::: DATASET EXTRACT :::
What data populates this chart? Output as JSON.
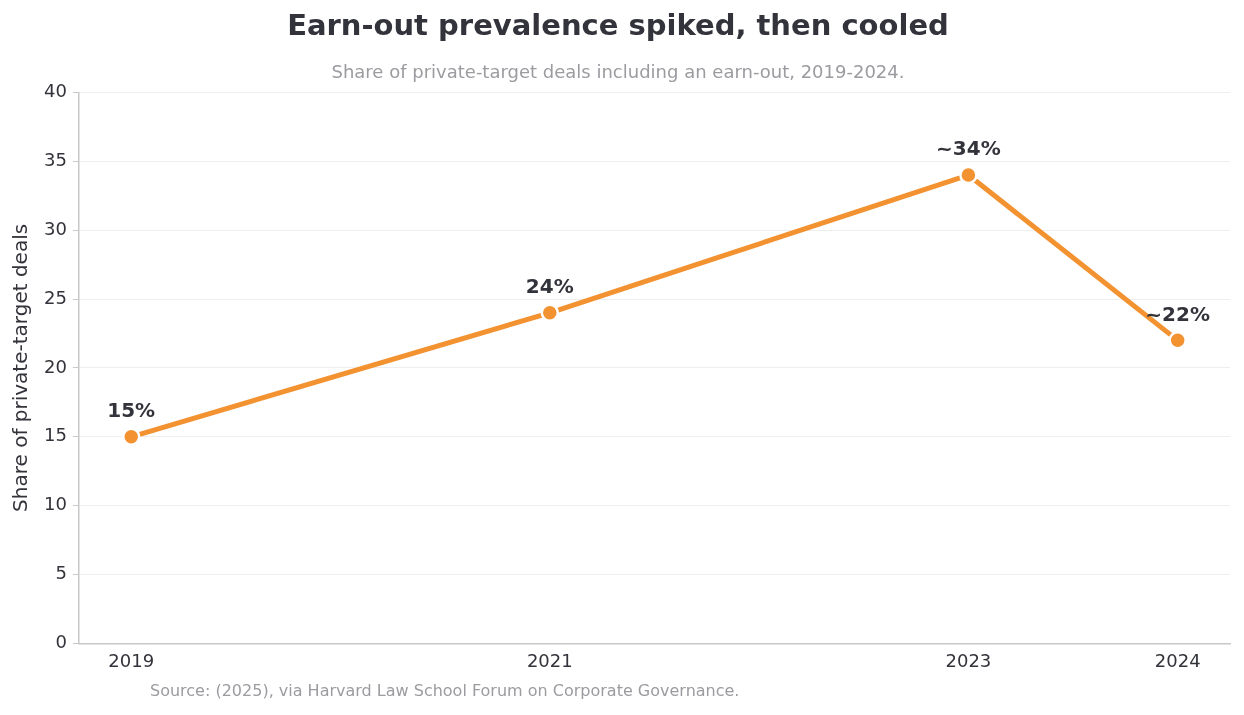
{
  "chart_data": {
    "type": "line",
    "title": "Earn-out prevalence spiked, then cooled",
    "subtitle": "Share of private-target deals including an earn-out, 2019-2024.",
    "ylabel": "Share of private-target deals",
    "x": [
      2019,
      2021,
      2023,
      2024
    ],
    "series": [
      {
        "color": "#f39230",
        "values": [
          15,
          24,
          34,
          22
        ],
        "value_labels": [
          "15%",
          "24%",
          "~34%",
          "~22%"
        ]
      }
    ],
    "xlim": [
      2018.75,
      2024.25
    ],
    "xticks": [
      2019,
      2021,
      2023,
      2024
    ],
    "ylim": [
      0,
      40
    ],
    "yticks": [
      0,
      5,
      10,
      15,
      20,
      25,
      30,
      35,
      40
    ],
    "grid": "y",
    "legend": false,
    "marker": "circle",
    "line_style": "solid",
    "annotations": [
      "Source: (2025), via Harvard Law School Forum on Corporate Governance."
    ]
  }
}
:::
::: DATASET EXTRACT :::
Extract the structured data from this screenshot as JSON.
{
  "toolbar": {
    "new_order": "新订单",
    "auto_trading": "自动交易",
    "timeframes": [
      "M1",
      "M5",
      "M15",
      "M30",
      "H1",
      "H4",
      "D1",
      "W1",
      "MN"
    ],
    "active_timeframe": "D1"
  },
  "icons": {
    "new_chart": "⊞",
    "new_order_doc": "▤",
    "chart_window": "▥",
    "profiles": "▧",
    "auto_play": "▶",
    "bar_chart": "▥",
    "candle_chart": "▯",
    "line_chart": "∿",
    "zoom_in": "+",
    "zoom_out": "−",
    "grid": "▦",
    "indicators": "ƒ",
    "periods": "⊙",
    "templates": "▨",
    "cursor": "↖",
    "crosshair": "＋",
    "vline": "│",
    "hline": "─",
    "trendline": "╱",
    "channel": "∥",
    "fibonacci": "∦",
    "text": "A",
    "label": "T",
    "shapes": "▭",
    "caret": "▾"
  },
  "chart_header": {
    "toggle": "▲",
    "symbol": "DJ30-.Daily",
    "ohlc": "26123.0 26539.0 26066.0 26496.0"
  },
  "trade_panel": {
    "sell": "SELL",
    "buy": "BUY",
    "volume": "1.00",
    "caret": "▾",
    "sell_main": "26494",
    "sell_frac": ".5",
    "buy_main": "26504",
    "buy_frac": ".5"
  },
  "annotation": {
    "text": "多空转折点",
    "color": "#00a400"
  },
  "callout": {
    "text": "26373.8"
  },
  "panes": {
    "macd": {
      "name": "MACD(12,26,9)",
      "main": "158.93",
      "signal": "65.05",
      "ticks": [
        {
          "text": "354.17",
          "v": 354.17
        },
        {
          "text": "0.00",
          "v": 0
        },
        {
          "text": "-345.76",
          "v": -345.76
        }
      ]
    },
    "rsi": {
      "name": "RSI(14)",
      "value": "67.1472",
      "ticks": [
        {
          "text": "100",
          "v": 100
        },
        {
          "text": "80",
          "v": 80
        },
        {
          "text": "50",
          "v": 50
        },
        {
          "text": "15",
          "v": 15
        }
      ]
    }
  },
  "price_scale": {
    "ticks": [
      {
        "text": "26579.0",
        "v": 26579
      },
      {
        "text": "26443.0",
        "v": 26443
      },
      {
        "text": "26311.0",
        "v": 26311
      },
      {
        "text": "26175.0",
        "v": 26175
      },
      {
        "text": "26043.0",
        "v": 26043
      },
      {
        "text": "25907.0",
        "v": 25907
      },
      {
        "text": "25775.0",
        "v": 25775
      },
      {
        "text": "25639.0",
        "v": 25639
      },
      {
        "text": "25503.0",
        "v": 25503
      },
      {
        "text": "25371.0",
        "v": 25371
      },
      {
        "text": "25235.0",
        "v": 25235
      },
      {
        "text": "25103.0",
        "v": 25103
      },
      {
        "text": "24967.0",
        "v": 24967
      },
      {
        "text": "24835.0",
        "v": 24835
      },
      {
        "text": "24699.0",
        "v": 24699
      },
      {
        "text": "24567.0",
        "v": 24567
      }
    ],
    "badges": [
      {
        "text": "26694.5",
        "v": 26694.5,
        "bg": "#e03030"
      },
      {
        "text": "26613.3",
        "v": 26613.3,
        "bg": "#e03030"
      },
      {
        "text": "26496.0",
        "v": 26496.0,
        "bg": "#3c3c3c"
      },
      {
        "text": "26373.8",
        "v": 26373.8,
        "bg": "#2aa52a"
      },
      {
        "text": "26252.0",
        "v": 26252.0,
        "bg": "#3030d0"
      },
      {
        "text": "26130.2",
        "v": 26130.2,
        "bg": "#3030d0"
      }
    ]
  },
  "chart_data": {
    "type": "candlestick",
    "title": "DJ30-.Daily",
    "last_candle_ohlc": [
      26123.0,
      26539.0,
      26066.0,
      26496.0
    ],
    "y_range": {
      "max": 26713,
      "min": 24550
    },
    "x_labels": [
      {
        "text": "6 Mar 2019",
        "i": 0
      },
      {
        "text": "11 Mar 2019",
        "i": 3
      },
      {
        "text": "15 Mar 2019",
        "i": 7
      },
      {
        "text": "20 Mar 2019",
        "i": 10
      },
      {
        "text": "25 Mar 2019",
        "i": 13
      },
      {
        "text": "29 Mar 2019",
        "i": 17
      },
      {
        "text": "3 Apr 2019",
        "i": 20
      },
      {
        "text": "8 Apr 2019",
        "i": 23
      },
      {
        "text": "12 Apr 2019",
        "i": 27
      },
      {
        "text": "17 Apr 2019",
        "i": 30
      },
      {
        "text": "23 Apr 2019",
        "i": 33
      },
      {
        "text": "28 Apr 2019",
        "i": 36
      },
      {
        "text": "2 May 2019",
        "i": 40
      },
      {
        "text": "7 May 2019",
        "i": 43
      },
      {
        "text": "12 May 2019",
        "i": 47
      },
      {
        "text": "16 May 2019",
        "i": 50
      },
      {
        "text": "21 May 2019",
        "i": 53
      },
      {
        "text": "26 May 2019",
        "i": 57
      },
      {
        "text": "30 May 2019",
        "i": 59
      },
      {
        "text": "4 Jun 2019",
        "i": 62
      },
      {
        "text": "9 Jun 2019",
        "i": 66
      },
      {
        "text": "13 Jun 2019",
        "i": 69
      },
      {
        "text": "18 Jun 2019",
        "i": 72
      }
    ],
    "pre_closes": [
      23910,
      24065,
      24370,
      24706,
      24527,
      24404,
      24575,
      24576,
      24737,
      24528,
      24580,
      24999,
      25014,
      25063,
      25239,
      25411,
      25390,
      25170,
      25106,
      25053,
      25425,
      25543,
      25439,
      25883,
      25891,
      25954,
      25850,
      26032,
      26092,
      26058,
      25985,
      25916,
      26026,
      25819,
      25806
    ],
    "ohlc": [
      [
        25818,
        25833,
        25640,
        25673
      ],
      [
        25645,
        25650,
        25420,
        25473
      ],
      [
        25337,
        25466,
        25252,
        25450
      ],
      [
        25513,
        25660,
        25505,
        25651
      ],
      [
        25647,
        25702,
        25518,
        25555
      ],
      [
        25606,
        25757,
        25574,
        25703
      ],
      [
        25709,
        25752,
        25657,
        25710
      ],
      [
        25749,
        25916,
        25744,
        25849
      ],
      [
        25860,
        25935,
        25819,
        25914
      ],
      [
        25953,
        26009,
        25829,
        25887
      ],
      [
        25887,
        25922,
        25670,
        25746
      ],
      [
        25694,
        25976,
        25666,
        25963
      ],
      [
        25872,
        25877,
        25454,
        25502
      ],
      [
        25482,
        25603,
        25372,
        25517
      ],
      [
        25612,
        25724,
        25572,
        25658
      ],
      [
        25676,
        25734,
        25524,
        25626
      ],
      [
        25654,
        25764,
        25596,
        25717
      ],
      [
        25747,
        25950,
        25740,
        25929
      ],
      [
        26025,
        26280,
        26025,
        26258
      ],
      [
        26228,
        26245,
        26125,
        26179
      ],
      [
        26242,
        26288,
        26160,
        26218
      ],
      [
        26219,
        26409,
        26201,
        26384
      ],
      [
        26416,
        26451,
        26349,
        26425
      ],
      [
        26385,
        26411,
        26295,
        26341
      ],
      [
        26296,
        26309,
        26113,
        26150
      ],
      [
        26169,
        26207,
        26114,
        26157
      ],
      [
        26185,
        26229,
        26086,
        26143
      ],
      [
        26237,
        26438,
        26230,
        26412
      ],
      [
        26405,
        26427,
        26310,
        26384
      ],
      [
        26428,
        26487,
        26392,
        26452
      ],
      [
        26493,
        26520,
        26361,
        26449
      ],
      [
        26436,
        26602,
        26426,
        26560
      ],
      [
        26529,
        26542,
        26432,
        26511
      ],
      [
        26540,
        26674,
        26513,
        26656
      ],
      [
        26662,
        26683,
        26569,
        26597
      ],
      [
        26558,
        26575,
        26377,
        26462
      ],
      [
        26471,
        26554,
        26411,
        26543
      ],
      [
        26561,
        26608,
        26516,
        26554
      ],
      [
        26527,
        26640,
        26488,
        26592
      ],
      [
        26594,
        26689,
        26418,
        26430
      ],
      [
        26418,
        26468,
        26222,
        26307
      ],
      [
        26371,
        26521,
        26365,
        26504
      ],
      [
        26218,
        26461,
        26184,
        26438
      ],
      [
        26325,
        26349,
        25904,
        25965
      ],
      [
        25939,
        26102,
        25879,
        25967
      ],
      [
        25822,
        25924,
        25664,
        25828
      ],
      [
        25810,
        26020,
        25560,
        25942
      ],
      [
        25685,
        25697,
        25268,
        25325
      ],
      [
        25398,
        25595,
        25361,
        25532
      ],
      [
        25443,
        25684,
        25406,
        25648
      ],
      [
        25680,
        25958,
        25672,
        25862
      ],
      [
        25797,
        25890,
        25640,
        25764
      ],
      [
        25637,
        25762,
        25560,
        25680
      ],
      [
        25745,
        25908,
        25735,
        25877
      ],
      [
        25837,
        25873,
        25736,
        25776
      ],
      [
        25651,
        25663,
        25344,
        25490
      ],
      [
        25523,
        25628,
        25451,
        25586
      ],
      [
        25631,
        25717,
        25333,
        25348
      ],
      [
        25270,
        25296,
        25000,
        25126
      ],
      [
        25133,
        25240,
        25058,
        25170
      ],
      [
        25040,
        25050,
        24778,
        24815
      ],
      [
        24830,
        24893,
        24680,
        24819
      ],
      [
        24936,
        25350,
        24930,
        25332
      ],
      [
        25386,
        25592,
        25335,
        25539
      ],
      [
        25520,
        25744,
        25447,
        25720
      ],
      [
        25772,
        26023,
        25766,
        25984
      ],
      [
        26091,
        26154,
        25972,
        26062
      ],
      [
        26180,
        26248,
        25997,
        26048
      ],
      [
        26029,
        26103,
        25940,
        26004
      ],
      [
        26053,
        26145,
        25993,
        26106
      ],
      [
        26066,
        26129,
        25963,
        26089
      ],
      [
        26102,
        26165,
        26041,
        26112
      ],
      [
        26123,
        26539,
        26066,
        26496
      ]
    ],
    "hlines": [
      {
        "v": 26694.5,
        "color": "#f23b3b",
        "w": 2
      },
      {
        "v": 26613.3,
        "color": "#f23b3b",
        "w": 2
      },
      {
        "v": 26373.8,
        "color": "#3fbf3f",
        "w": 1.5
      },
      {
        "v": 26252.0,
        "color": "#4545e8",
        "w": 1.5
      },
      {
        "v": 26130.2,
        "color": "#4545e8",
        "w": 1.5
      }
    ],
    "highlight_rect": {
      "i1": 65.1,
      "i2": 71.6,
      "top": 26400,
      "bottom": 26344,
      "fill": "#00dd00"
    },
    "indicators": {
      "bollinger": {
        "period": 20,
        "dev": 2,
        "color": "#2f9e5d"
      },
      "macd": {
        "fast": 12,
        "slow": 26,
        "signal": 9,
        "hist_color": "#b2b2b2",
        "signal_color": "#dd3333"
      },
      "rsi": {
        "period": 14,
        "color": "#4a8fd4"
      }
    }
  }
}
:::
# EXERCISE BRIEF
Pull out every line of the records that includes the string "private".

# REPLY
    "subtitle": "Share of private-target deals including an earn-out, 2019-2024.",
    "ylabel": "Share of private-target deals",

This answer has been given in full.